═════ Supplied data

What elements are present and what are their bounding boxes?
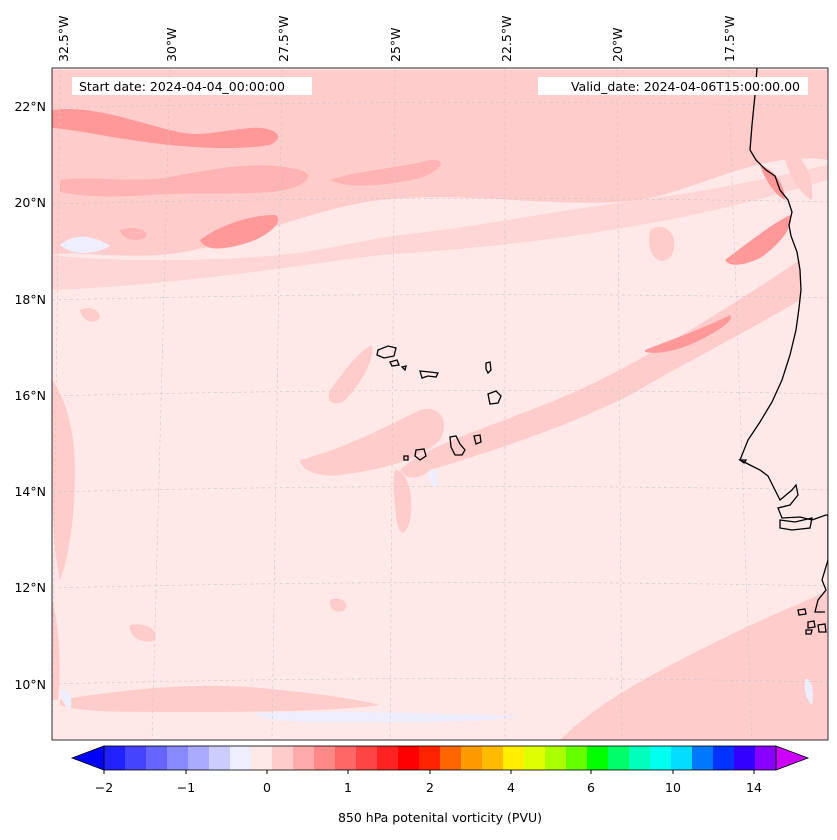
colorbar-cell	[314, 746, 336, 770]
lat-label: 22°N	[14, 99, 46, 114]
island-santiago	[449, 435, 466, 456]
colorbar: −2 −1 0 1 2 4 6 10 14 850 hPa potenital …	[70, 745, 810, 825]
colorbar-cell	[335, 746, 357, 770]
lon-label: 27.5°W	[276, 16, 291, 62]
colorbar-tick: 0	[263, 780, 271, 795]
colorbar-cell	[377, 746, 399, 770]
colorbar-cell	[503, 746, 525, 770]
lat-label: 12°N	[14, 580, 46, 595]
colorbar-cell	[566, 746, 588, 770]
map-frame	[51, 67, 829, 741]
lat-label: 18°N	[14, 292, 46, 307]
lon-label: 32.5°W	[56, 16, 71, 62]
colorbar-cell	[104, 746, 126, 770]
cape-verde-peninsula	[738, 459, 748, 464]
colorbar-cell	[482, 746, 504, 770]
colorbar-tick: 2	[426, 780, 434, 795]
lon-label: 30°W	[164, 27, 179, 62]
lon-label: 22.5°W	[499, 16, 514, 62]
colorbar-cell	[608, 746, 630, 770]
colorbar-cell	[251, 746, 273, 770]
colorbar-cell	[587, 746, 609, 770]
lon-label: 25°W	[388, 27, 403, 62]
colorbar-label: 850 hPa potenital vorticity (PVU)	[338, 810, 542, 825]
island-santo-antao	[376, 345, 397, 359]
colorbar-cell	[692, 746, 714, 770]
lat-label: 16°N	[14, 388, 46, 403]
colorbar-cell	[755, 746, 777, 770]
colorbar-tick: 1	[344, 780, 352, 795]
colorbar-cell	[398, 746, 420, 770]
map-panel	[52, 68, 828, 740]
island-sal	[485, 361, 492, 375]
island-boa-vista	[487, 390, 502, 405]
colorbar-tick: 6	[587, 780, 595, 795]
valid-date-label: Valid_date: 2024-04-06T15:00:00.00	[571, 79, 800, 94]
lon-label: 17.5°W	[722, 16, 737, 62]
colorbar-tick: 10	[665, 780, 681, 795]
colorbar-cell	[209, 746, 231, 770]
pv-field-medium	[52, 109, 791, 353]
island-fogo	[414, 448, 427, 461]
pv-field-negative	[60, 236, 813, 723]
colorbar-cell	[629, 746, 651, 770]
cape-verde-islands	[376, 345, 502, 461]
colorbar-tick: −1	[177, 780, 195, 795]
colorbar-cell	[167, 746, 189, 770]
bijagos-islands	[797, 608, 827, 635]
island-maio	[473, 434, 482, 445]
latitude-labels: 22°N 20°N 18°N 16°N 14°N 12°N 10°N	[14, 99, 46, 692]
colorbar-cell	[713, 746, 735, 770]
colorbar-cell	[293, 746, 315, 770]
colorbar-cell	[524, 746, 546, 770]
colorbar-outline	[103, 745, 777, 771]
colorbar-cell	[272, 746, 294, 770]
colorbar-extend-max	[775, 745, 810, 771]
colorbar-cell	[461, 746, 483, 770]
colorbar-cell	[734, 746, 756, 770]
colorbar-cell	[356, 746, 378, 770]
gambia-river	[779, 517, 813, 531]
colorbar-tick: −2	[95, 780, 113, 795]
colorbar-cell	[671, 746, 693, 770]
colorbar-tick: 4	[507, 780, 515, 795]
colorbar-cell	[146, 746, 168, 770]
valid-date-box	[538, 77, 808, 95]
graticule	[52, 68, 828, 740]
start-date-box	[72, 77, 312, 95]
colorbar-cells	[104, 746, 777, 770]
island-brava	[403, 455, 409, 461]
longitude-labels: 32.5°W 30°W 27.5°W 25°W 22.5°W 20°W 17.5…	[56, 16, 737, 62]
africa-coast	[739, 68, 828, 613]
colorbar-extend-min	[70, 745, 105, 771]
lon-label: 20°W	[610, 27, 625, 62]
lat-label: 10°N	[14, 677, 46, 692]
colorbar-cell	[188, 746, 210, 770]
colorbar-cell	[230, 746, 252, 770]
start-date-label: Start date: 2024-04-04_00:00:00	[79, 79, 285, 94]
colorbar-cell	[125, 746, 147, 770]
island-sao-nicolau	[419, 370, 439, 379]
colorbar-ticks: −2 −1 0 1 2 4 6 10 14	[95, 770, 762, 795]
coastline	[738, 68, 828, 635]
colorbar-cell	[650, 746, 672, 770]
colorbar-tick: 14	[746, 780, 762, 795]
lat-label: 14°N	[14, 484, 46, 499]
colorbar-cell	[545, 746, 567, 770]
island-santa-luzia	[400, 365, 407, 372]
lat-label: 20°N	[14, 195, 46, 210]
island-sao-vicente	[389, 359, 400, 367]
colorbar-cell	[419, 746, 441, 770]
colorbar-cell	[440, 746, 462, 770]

══════════
═════ Supplied data

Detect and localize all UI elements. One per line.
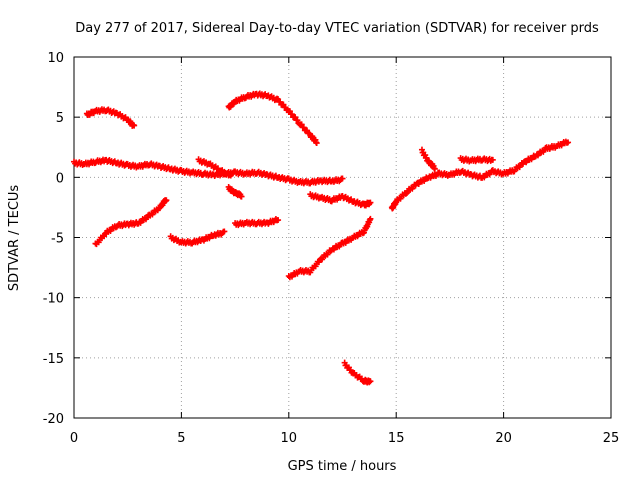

══════════

- **Aim of the exercise**
Rewrite the records as a numbered list, beginning with the line containing "What elements are" and continuing through the line containing "780, 271, 795]", with no blank lines. Leave out the pictures.

- **Task response**
1. What elements are present and what are their bounding boxes?
2. colorbar-cell	[314, 746, 336, 770]
3. lat-label: 22°N	[14, 99, 46, 114]
4. island-santiago	[449, 435, 466, 456]
5. colorbar: −2 −1 0 1 2 4 6 10 14 850 hPa potenital …	[70, 745, 810, 825]
6. colorbar-cell	[335, 746, 357, 770]
7. lon-label: 27.5°W	[276, 16, 291, 62]
8. colorbar-tick: 0	[263, 780, 271, 795]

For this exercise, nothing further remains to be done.